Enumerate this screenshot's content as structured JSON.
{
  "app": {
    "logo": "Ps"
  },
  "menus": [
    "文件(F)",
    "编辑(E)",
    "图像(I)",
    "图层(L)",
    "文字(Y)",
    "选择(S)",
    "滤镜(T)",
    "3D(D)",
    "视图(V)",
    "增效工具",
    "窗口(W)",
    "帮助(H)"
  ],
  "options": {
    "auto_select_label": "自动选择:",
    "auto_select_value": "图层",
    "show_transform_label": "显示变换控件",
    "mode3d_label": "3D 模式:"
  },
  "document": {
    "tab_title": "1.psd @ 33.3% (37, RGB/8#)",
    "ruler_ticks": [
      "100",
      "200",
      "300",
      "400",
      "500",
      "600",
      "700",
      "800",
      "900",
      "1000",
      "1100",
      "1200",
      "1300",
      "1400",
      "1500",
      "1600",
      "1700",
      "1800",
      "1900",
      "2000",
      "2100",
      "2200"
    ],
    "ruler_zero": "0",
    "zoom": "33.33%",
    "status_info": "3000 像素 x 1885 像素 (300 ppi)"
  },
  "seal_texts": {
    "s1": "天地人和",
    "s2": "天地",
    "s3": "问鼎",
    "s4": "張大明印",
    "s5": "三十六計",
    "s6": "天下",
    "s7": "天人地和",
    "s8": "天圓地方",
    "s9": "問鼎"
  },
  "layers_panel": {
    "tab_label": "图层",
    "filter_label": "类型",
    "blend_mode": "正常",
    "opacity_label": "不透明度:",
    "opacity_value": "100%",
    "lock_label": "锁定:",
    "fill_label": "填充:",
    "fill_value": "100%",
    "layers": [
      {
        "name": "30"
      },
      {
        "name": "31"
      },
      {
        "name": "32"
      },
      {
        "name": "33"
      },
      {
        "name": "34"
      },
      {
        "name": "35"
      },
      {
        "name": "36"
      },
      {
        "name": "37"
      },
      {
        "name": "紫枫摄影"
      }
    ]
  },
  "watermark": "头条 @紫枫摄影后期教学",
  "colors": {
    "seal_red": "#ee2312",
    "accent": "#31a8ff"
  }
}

————

* [Aim]: Write out all of the records once more, exactly.

* [The answer]:
Enumerate this screenshot's content as structured JSON.
{
  "app": {
    "logo": "Ps"
  },
  "menus": [
    "文件(F)",
    "编辑(E)",
    "图像(I)",
    "图层(L)",
    "文字(Y)",
    "选择(S)",
    "滤镜(T)",
    "3D(D)",
    "视图(V)",
    "增效工具",
    "窗口(W)",
    "帮助(H)"
  ],
  "options": {
    "auto_select_label": "自动选择:",
    "auto_select_value": "图层",
    "show_transform_label": "显示变换控件",
    "mode3d_label": "3D 模式:"
  },
  "document": {
    "tab_title": "1.psd @ 33.3% (37, RGB/8#)",
    "ruler_ticks": [
      "100",
      "200",
      "300",
      "400",
      "500",
      "600",
      "700",
      "800",
      "900",
      "1000",
      "1100",
      "1200",
      "1300",
      "1400",
      "1500",
      "1600",
      "1700",
      "1800",
      "1900",
      "2000",
      "2100",
      "2200"
    ],
    "ruler_zero": "0",
    "zoom": "33.33%",
    "status_info": "3000 像素 x 1885 像素 (300 ppi)"
  },
  "seal_texts": {
    "s1": "天地人和",
    "s2": "天地",
    "s3": "问鼎",
    "s4": "張大明印",
    "s5": "三十六計",
    "s6": "天下",
    "s7": "天人地和",
    "s8": "天圓地方",
    "s9": "問鼎"
  },
  "layers_panel": {
    "tab_label": "图层",
    "filter_label": "类型",
    "blend_mode": "正常",
    "opacity_label": "不透明度:",
    "opacity_value": "100%",
    "lock_label": "锁定:",
    "fill_label": "填充:",
    "fill_value": "100%",
    "layers": [
      {
        "name": "30"
      },
      {
        "name": "31"
      },
      {
        "name": "32"
      },
      {
        "name": "33"
      },
      {
        "name": "34"
      },
      {
        "name": "35"
      },
      {
        "name": "36"
      },
      {
        "name": "37"
      },
      {
        "name": "紫枫摄影"
      }
    ]
  },
  "watermark": "头条 @紫枫摄影后期教学",
  "colors": {
    "seal_red": "#ee2312",
    "accent": "#31a8ff"
  }
}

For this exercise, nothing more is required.